── DATA ENTRIES ──
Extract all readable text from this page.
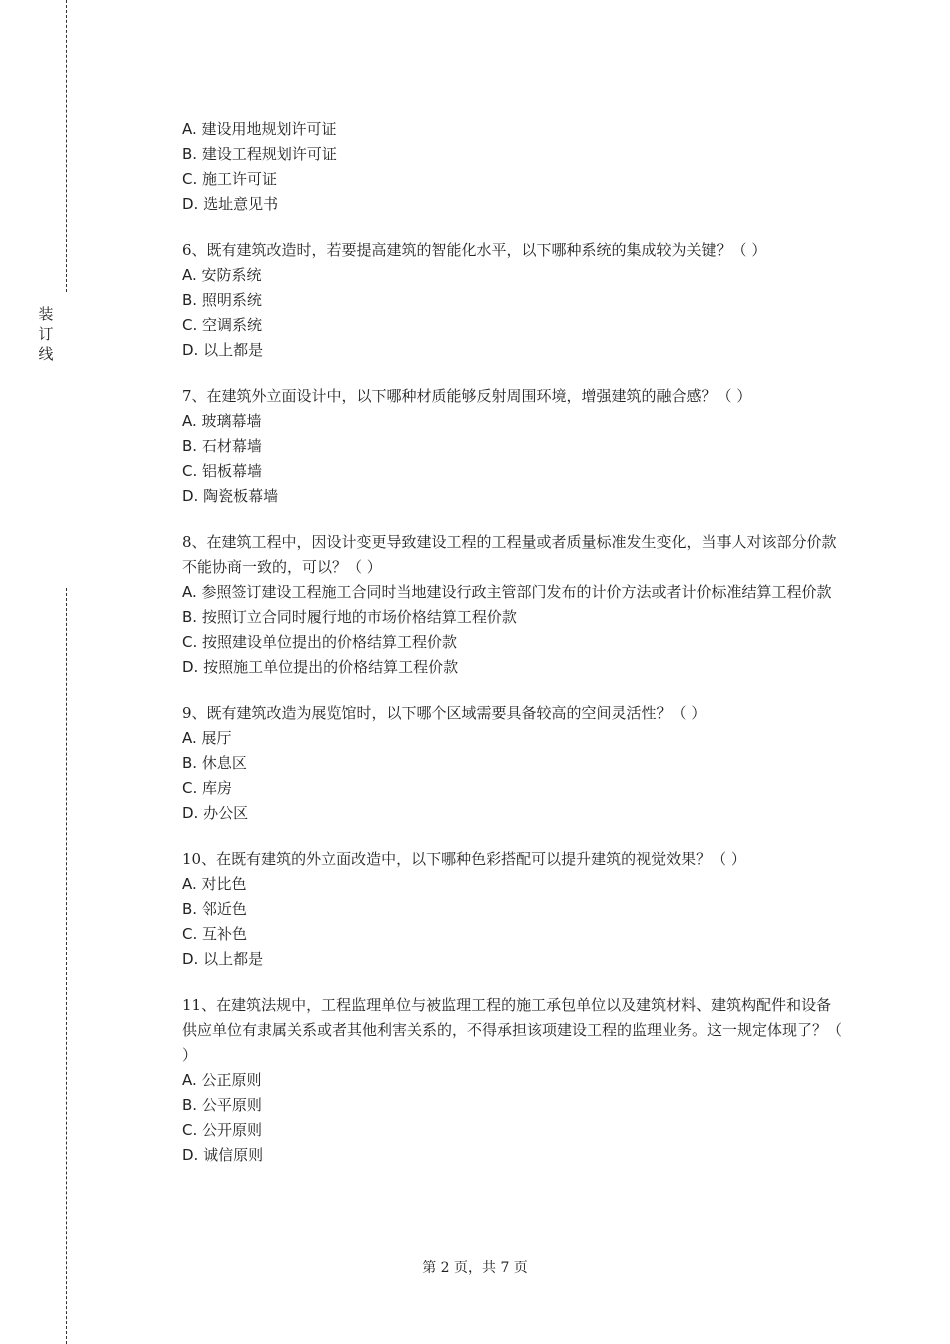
装
订
线

A. 建设用地规划许可证

B. 建设工程规划许可证

C. 施工许可证

D. 选址意见书

6、既有建筑改造时，若要提高建筑的智能化水平，以下哪种系统的集成较为关键？（ ）

A. 安防系统

B. 照明系统

C. 空调系统

D. 以上都是

7、在建筑外立面设计中，以下哪种材质能够反射周围环境，增强建筑的融合感？（ ）

A. 玻璃幕墙

B. 石材幕墙

C. 铝板幕墙

D. 陶瓷板幕墙

8、在建筑工程中，因设计变更导致建设工程的工程量或者质量标准发生变化，当事人对该部分价款不能协商一致的，可以？（ ）

A. 参照签订建设工程施工合同时当地建设行政主管部门发布的计价方法或者计价标准结算工程价款

B. 按照订立合同时履行地的市场价格结算工程价款

C. 按照建设单位提出的价格结算工程价款

D. 按照施工单位提出的价格结算工程价款

9、既有建筑改造为展览馆时，以下哪个区域需要具备较高的空间灵活性？（ ）

A. 展厅

B. 休息区

C. 库房

D. 办公区

10、在既有建筑的外立面改造中，以下哪种色彩搭配可以提升建筑的视觉效果？（ ）

A. 对比色

B. 邻近色

C. 互补色

D. 以上都是

11、在建筑法规中，工程监理单位与被监理工程的施工承包单位以及建筑材料、建筑构配件和设备供应单位有隶属关系或者其他利害关系的，不得承担该项建设工程的监理业务。这一规定体现了？（ ）

A. 公正原则

B. 公平原则

C. 公开原则

D. 诚信原则

第 2 页，共 7 页
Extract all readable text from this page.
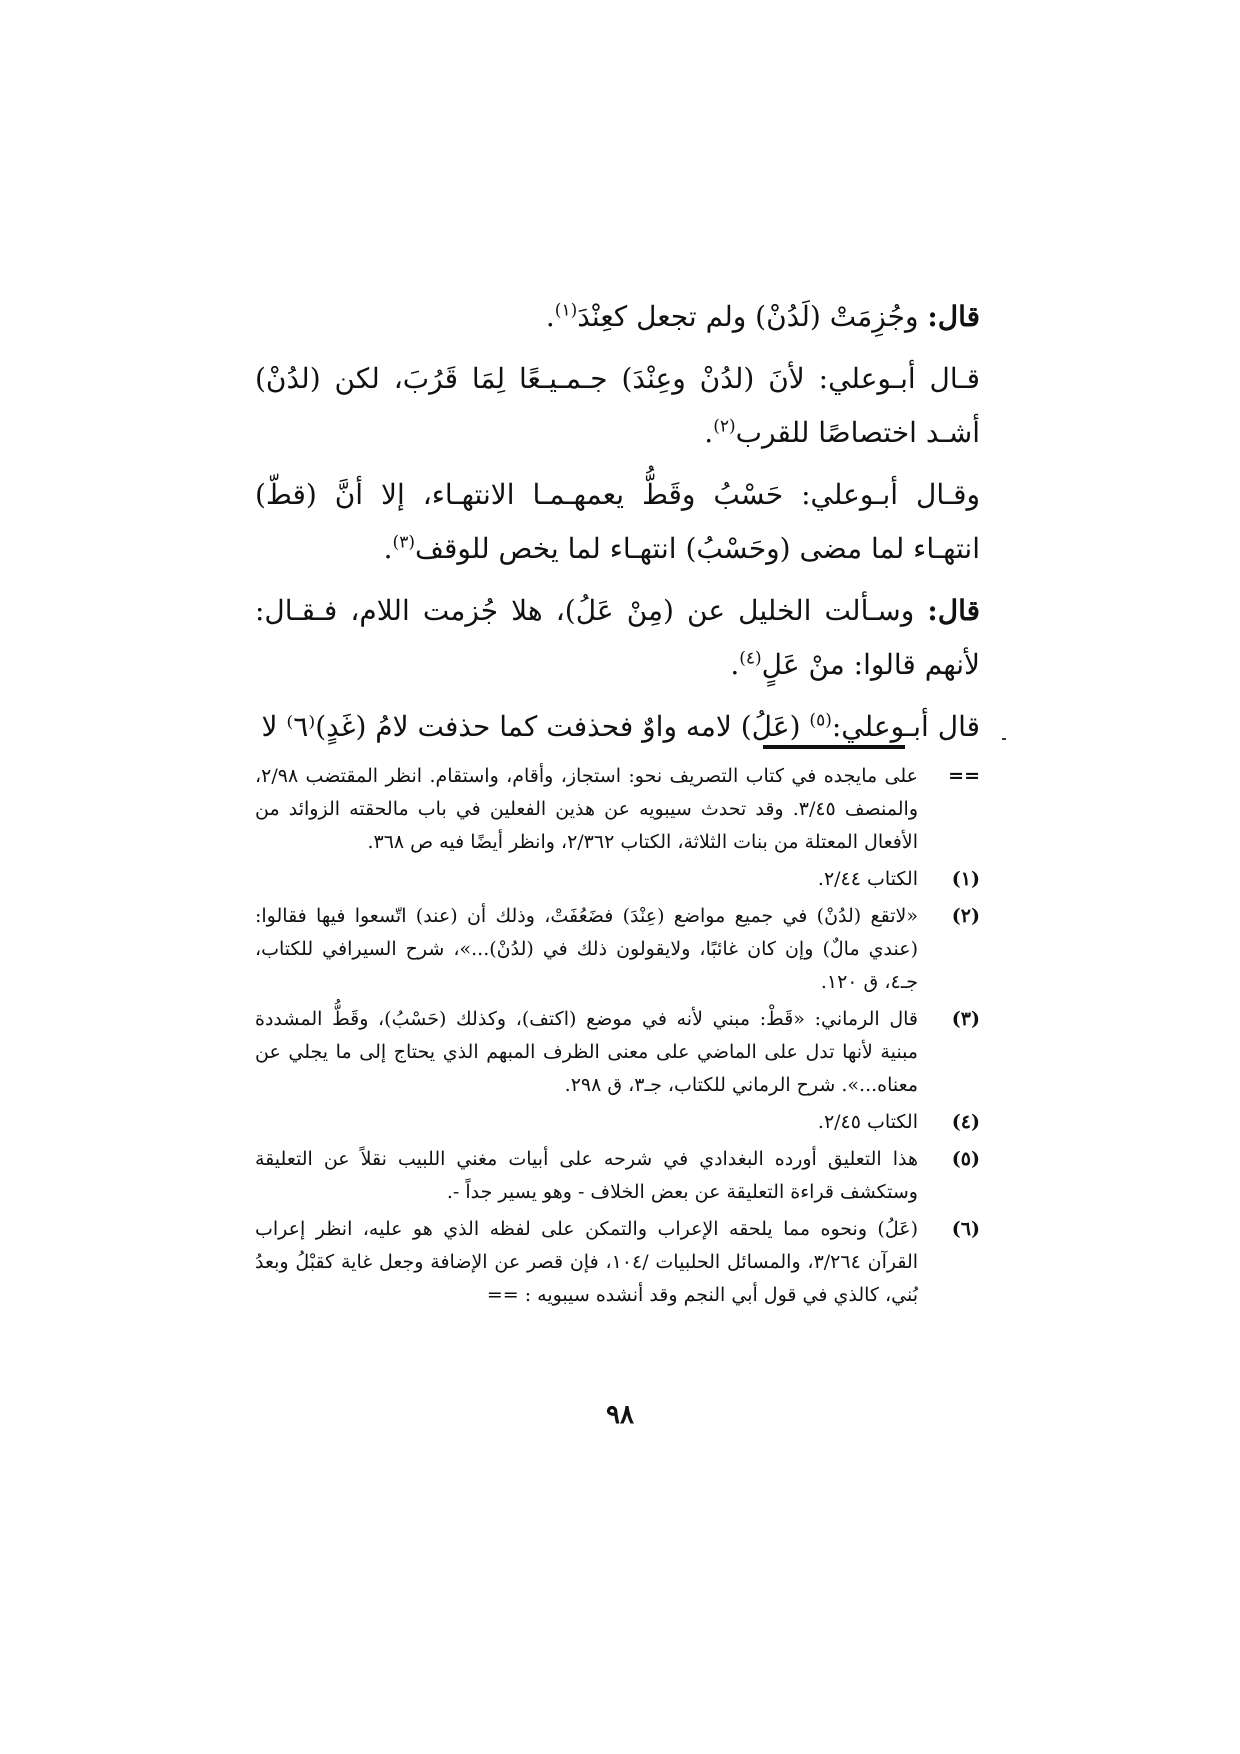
قال: وجُزِمَتْ (لَدُنْ) ولم تجعل كعِنْدَ$^{(١)}$.

قـال أبـوعلي: لأنَ (لدُنْ وعِنْدَ) جـمـيـعًا لِمَا قَرُبَ، لكن (لدُنْ) أشـد اختصاصًا للقرب$^{(٢)}$.

وقـال أبـوعلي: حَسْبُ وقَطُّ يعمهـمـا الانتهـاء، إلا أنَّ (قطّ) انتهـاء لما مضى (وحَسْبُ) انتهـاء لما يخص للوقف$^{(٣)}$.

قال: وسـألت الخليل عن (مِنْ عَلُ)، هلا جُزمت اللام، فـقـال: لأنهم قالوا: منْ عَلٍ$^{(٤)}$.

قال أبـوعلي:$^{(٥)}$ (عَلُ) لامه واوٌ فحذفت كما حذفت لامُ (غَدٍ)⁽٦⁾ لا

==
على مايجده في كتاب التصريف نحو: استجاز، وأقام، واستقام. انظر المقتضب ٢/٩٨، والمنصف ٣/٤٥. وقد تحدث سيبويه عن هذين الفعلين في باب مالحقته الزوائد من الأفعال المعتلة من بنات الثلاثة، الكتاب ٢/٣٦٢، وانظر أيضًا فيه ص ٣٦٨.
(١)
الكتاب ٢/٤٤.
(٢)
«لاتقع (لدُنْ) في جميع مواضع (عِنْدَ) فضَعُفَتْ، وذلك أن (عند) اتّسعوا فيها فقالوا: (عندي مالٌ) وإن كان غائبًا، ولايقولون ذلك في (لدُنْ)...»، شرح السيرافي للكتاب، جـ٤، ق ١٢٠.
(٣)
قال الرماني: «قَطْ: مبني لأنه في موضع (اكتف)، وكذلك (حَسْبُ)، وقَطُّ المشددة مبنية لأنها تدل على الماضي على معنى الظرف المبهم الذي يحتاج إلى ما يجلي عن معناه...». شرح الرماني للكتاب، جـ٣، ق ٢٩٨.
(٤)
الكتاب ٢/٤٥.
(٥)
هذا التعليق أورده البغدادي في شرحه على أبيات مغني اللبيب نقلاً عن التعليقة وستكشف قراءة التعليقة عن بعض الخلاف - وهو يسير جداً -.
(٦)
(عَلُ) ونحوه مما يلحقه الإعراب والتمكن على لفظه الذي هو عليه، انظر إعراب القرآن ٣/٢٦٤، والمسائل الحلبيات /١٠٤، فإن قصر عن الإضافة وجعل غاية كقبْلُ وبعدُ بُني، كالذي في قول أبي النجم وقد أنشده سيبويه : ==
٩٨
───
Leave out the pictures and transcribe everything else exactly.

SOLUTION FOR THIS PROBLEM:
Extract all readable text from this page.
装
订
线

A. 建设用地规划许可证

B. 建设工程规划许可证

C. 施工许可证

D. 选址意见书

6、既有建筑改造时，若要提高建筑的智能化水平，以下哪种系统的集成较为关键？（ ）

A. 安防系统

B. 照明系统

C. 空调系统

D. 以上都是

7、在建筑外立面设计中，以下哪种材质能够反射周围环境，增强建筑的融合感？（ ）

A. 玻璃幕墙

B. 石材幕墙

C. 铝板幕墙

D. 陶瓷板幕墙

8、在建筑工程中，因设计变更导致建设工程的工程量或者质量标准发生变化，当事人对该部分价款不能协商一致的，可以？（ ）

A. 参照签订建设工程施工合同时当地建设行政主管部门发布的计价方法或者计价标准结算工程价款

B. 按照订立合同时履行地的市场价格结算工程价款

C. 按照建设单位提出的价格结算工程价款

D. 按照施工单位提出的价格结算工程价款

9、既有建筑改造为展览馆时，以下哪个区域需要具备较高的空间灵活性？（ ）

A. 展厅

B. 休息区

C. 库房

D. 办公区

10、在既有建筑的外立面改造中，以下哪种色彩搭配可以提升建筑的视觉效果？（ ）

A. 对比色

B. 邻近色

C. 互补色

D. 以上都是

11、在建筑法规中，工程监理单位与被监理工程的施工承包单位以及建筑材料、建筑构配件和设备供应单位有隶属关系或者其他利害关系的，不得承担该项建设工程的监理业务。这一规定体现了？（ ）

A. 公正原则

B. 公平原则

C. 公开原则

D. 诚信原则

第 2 页，共 7 页
Extract all readable text from this page.
قال: وجُزِمَتْ (لَدُنْ) ولم تجعل كعِنْدَ$^{(١)}$.

قـال أبـوعلي: لأنَ (لدُنْ وعِنْدَ) جـمـيـعًا لِمَا قَرُبَ، لكن (لدُنْ) أشـد اختصاصًا للقرب$^{(٢)}$.

وقـال أبـوعلي: حَسْبُ وقَطُّ يعمهـمـا الانتهـاء، إلا أنَّ (قطّ) انتهـاء لما مضى (وحَسْبُ) انتهـاء لما يخص للوقف$^{(٣)}$.

قال: وسـألت الخليل عن (مِنْ عَلُ)، هلا جُزمت اللام، فـقـال: لأنهم قالوا: منْ عَلٍ$^{(٤)}$.

قال أبـوعلي:$^{(٥)}$ (عَلُ) لامه واوٌ فحذفت كما حذفت لامُ (غَدٍ)⁽٦⁾ لا

==
على مايجده في كتاب التصريف نحو: استجاز، وأقام، واستقام. انظر المقتضب ٢/٩٨، والمنصف ٣/٤٥. وقد تحدث سيبويه عن هذين الفعلين في باب مالحقته الزوائد من الأفعال المعتلة من بنات الثلاثة، الكتاب ٢/٣٦٢، وانظر أيضًا فيه ص ٣٦٨.
(١)
الكتاب ٢/٤٤.
(٢)
«لاتقع (لدُنْ) في جميع مواضع (عِنْدَ) فضَعُفَتْ، وذلك أن (عند) اتّسعوا فيها فقالوا: (عندي مالٌ) وإن كان غائبًا، ولايقولون ذلك في (لدُنْ)...»، شرح السيرافي للكتاب، جـ٤، ق ١٢٠.
(٣)
قال الرماني: «قَطْ: مبني لأنه في موضع (اكتف)، وكذلك (حَسْبُ)، وقَطُّ المشددة مبنية لأنها تدل على الماضي على معنى الظرف المبهم الذي يحتاج إلى ما يجلي عن معناه...». شرح الرماني للكتاب، جـ٣، ق ٢٩٨.
(٤)
الكتاب ٢/٤٥.
(٥)
هذا التعليق أورده البغدادي في شرحه على أبيات مغني اللبيب نقلاً عن التعليقة وستكشف قراءة التعليقة عن بعض الخلاف - وهو يسير جداً -.
(٦)
(عَلُ) ونحوه مما يلحقه الإعراب والتمكن على لفظه الذي هو عليه، انظر إعراب القرآن ٣/٢٦٤، والمسائل الحلبيات /١٠٤، فإن قصر عن الإضافة وجعل غاية كقبْلُ وبعدُ بُني، كالذي في قول أبي النجم وقد أنشده سيبويه : ==
٩٨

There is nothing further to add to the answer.